• **Problem to solve**
Reproduce each line from the records that holds "name".
/---
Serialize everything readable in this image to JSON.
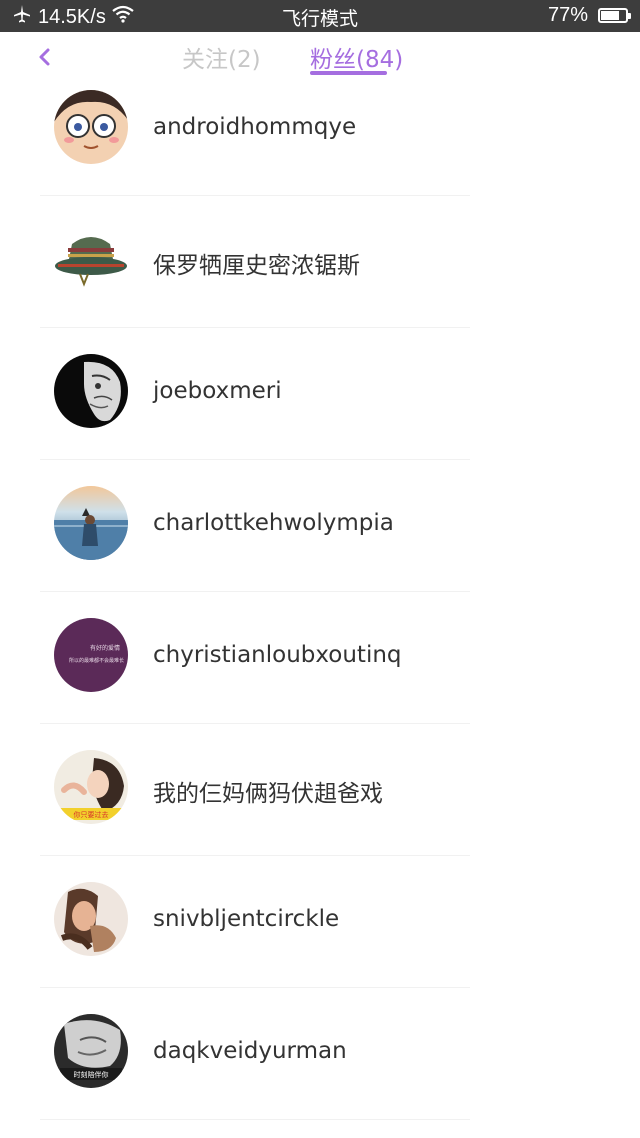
{
  "status_bar": {
    "network_speed": "14.5K/s",
    "mode": "飞行模式",
    "battery_percent_text": "77%",
    "battery_level": 0.77,
    "icons": [
      "airplane-icon",
      "wifi-icon",
      "battery-icon"
    ]
  },
  "header": {
    "back_icon": "chevron-left-icon",
    "tabs": [
      {
        "label": "关注(2)",
        "active": false
      },
      {
        "label": "粉丝(84)",
        "active": true
      }
    ]
  },
  "colors": {
    "accent": "#a56ee0",
    "inactive_tab": "#c7c7c7",
    "status_bar_bg": "#3d3d3d",
    "text": "#333333"
  },
  "followers": [
    {
      "name": "androidhommqye"
    },
    {
      "name": "保罗牺厘史密浓锯斯"
    },
    {
      "name": "joeboxmeri"
    },
    {
      "name": "charlottkehwolympia"
    },
    {
      "name": "chyristianloubxoutinq"
    },
    {
      "name": "我的仨妈俩犸伏趄爸戏"
    },
    {
      "name": "snivbljentcirckle"
    },
    {
      "name": "daqkveidyurman"
    }
  ],
  "avatar_texts": {
    "item5": [
      "有好的爱情",
      "所以的最难都不会最难长"
    ],
    "item6": [
      "你只要过去"
    ],
    "item8": [
      "时刻陪伴你"
    ]
  }
}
\---
• **Correct output**
      "name": "androidhommqye"
      "name": "保罗牺厘史密浓锯斯"
      "name": "joeboxmeri"
      "name": "charlottkehwolympia"
      "name": "chyristianloubxoutinq"
      "name": "我的仨妈俩犸伏趄爸戏"
      "name": "snivbljentcirckle"
      "name": "daqkveidyurman"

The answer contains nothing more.